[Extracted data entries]
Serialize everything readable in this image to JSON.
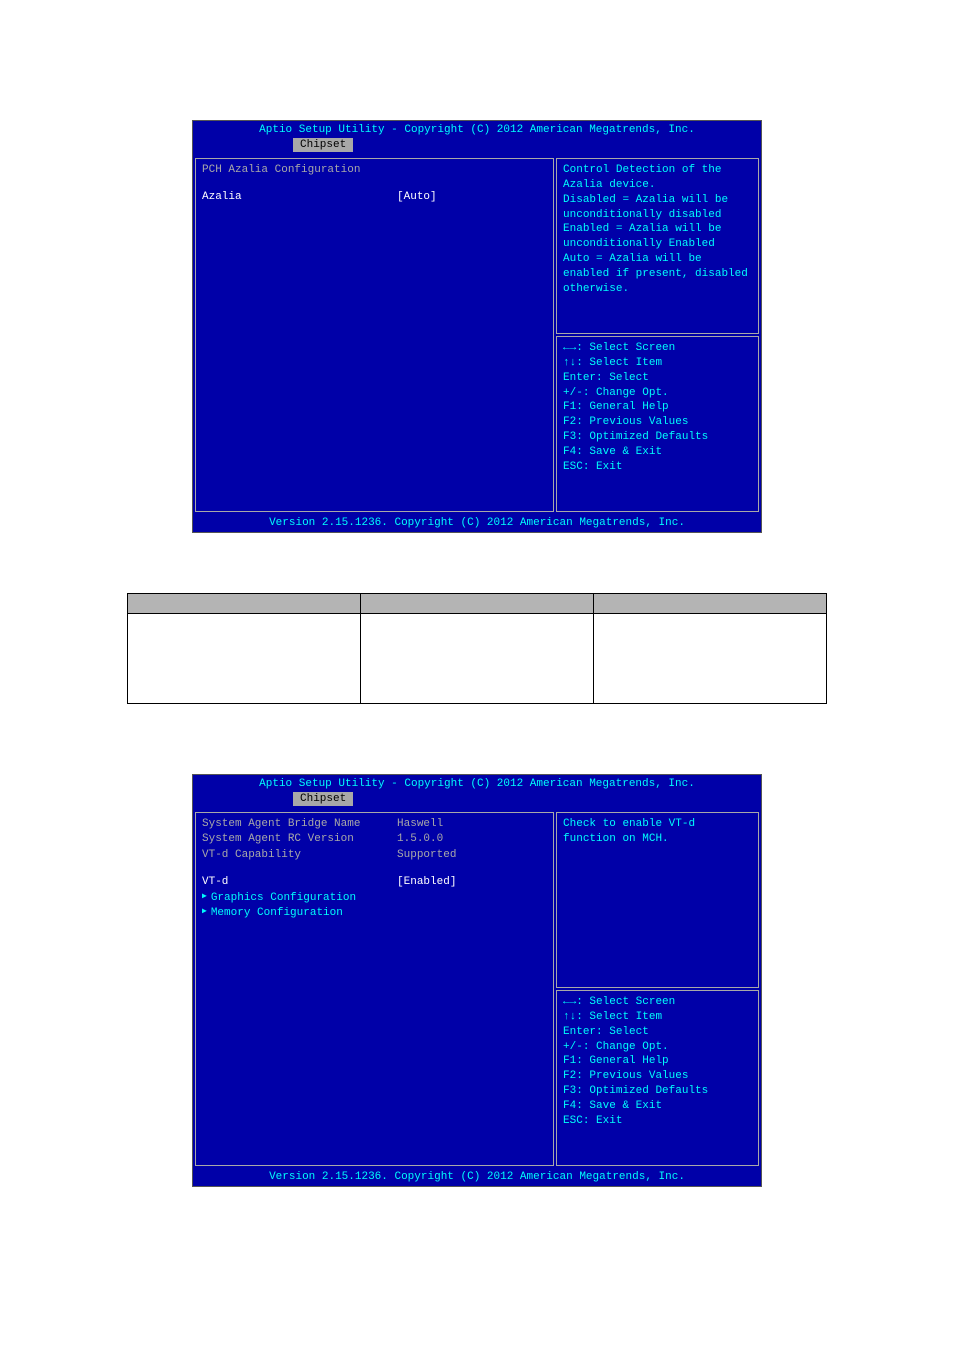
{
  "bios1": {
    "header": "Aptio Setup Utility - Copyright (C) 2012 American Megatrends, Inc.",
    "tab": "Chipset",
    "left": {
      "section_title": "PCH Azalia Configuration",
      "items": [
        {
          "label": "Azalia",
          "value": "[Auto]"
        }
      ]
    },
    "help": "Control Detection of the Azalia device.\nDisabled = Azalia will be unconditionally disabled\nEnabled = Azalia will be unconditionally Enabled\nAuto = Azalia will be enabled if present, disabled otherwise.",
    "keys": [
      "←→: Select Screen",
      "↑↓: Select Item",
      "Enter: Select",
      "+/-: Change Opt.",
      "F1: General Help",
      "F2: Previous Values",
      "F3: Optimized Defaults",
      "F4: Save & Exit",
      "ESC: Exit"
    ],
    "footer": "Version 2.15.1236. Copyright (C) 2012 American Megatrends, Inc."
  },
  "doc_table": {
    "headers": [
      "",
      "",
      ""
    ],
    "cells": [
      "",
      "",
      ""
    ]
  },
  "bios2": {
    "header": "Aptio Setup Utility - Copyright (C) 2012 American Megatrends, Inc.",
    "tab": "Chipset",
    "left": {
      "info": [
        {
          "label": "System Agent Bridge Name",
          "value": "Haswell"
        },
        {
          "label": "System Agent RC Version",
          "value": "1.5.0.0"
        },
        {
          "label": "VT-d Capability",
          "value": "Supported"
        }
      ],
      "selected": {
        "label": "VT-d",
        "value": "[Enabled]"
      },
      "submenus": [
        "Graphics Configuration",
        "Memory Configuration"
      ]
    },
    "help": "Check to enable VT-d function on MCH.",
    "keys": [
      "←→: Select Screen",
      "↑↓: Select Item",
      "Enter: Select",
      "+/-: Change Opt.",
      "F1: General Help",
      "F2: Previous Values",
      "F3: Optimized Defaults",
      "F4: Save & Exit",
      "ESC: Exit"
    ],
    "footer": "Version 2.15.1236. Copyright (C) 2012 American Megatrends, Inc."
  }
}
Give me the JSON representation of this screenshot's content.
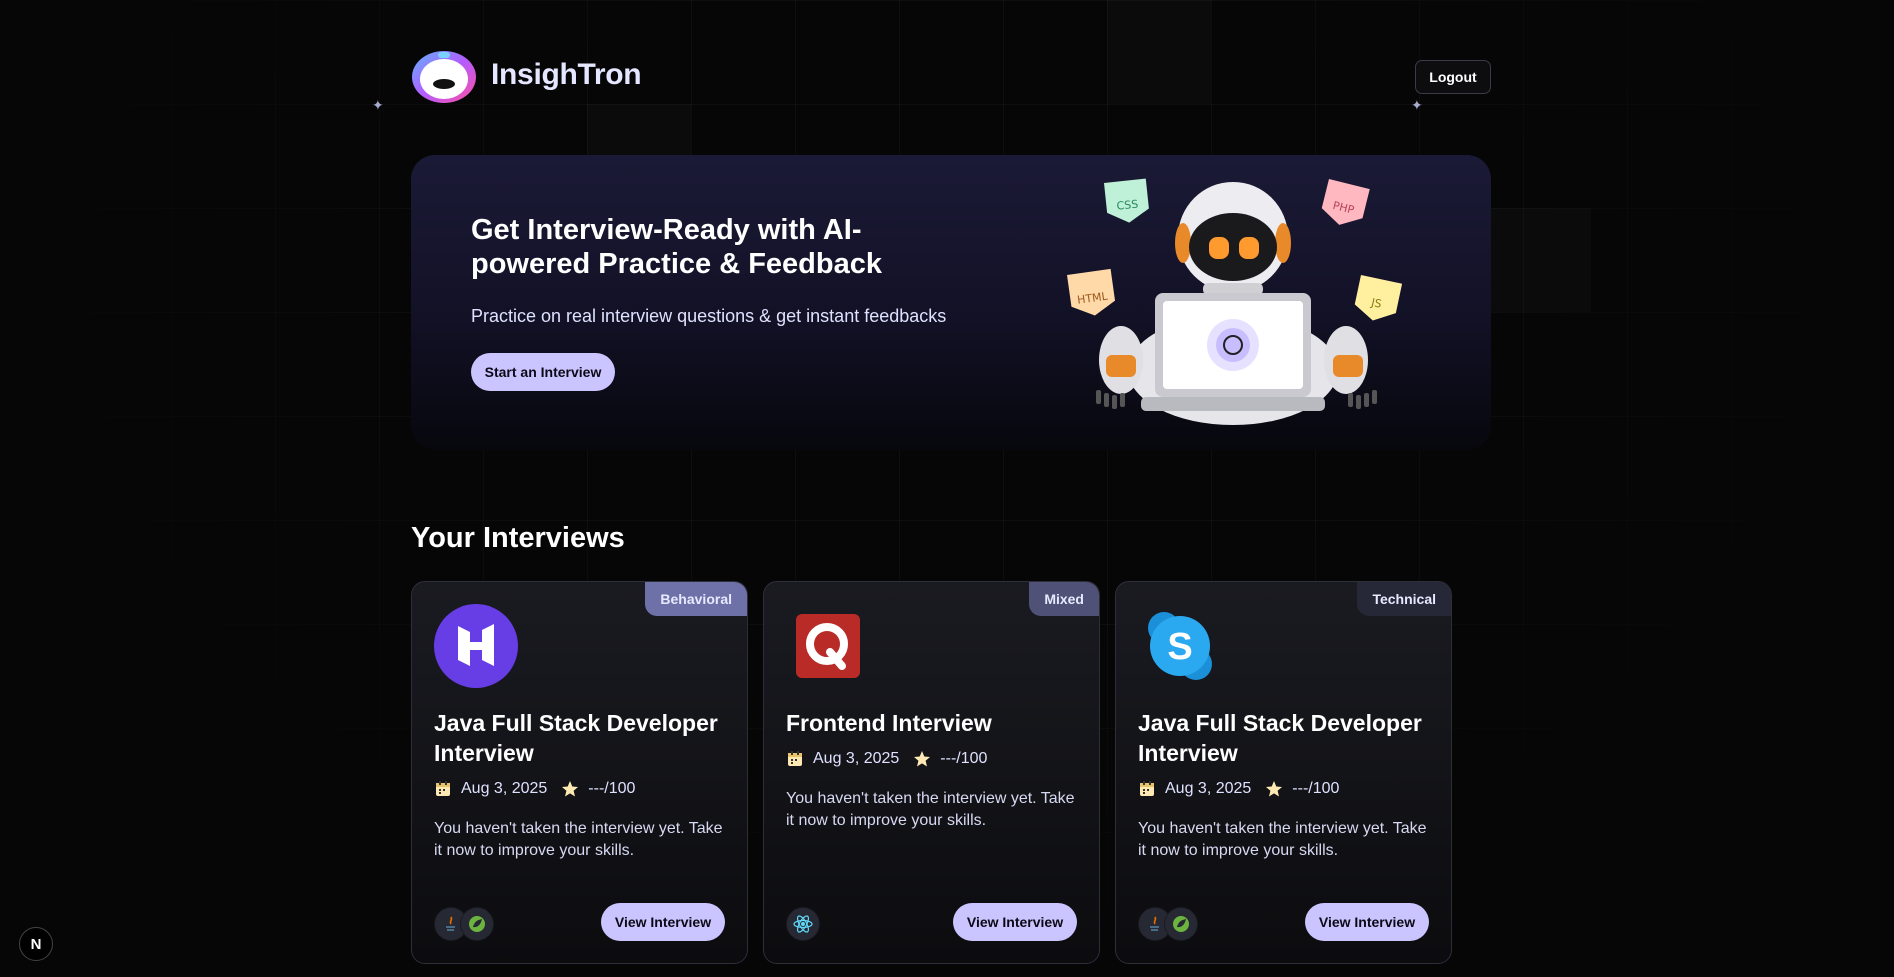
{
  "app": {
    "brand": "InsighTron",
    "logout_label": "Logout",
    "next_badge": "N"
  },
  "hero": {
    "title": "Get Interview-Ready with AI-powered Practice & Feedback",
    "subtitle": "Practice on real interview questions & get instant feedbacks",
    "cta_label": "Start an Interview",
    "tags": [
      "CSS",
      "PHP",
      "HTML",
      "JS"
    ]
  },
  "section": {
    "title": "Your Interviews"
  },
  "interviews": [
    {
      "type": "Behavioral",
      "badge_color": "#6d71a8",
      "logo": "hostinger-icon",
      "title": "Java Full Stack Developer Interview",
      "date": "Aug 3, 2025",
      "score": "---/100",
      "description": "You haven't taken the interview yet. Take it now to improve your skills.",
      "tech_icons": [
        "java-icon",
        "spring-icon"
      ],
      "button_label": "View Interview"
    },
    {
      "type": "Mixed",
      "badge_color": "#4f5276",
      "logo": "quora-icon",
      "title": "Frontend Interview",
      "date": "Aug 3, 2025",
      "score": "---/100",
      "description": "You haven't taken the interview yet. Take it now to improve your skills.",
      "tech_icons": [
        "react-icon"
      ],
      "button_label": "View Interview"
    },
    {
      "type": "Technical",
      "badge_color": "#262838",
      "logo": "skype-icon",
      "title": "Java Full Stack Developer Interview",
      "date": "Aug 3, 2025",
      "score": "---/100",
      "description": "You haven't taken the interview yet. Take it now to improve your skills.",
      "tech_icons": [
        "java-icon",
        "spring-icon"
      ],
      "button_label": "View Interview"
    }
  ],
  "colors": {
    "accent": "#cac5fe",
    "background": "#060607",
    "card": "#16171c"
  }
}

▶ Task brief
Report how many lines of the data hold the string "System"; give only the number.

▶ Answer to this task
2